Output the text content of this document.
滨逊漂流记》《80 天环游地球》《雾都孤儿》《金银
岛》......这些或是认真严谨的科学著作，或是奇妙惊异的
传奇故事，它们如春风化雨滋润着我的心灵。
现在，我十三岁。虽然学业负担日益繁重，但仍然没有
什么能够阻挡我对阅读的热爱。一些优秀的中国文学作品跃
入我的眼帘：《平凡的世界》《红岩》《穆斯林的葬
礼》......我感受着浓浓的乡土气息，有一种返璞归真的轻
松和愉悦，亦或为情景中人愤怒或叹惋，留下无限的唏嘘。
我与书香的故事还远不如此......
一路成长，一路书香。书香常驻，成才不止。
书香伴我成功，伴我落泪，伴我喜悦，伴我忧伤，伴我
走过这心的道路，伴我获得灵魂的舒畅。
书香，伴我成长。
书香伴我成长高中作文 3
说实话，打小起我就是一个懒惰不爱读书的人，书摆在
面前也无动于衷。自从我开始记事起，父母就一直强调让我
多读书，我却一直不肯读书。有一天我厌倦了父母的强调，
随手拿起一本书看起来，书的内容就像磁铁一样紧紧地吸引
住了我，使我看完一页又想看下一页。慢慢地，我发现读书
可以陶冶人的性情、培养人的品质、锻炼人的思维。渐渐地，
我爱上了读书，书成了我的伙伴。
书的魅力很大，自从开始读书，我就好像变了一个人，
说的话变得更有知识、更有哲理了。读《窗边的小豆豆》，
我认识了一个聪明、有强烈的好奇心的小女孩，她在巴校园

******

Given instruction:
Set down each entry again, unchanged.

Solution to this task:
Output the text content of this document.
滨逊漂流记》《80 天环游地球》《雾都孤儿》《金银
岛》......这些或是认真严谨的科学著作，或是奇妙惊异的
传奇故事，它们如春风化雨滋润着我的心灵。
现在，我十三岁。虽然学业负担日益繁重，但仍然没有
什么能够阻挡我对阅读的热爱。一些优秀的中国文学作品跃
入我的眼帘：《平凡的世界》《红岩》《穆斯林的葬
礼》......我感受着浓浓的乡土气息，有一种返璞归真的轻
松和愉悦，亦或为情景中人愤怒或叹惋，留下无限的唏嘘。
我与书香的故事还远不如此......
一路成长，一路书香。书香常驻，成才不止。
书香伴我成功，伴我落泪，伴我喜悦，伴我忧伤，伴我
走过这心的道路，伴我获得灵魂的舒畅。
书香，伴我成长。
书香伴我成长高中作文 3
说实话，打小起我就是一个懒惰不爱读书的人，书摆在
面前也无动于衷。自从我开始记事起，父母就一直强调让我
多读书，我却一直不肯读书。有一天我厌倦了父母的强调，
随手拿起一本书看起来，书的内容就像磁铁一样紧紧地吸引
住了我，使我看完一页又想看下一页。慢慢地，我发现读书
可以陶冶人的性情、培养人的品质、锻炼人的思维。渐渐地，
我爱上了读书，书成了我的伙伴。
书的魅力很大，自从开始读书，我就好像变了一个人，
说的话变得更有知识、更有哲理了。读《窗边的小豆豆》，
我认识了一个聪明、有强烈的好奇心的小女孩，她在巴校园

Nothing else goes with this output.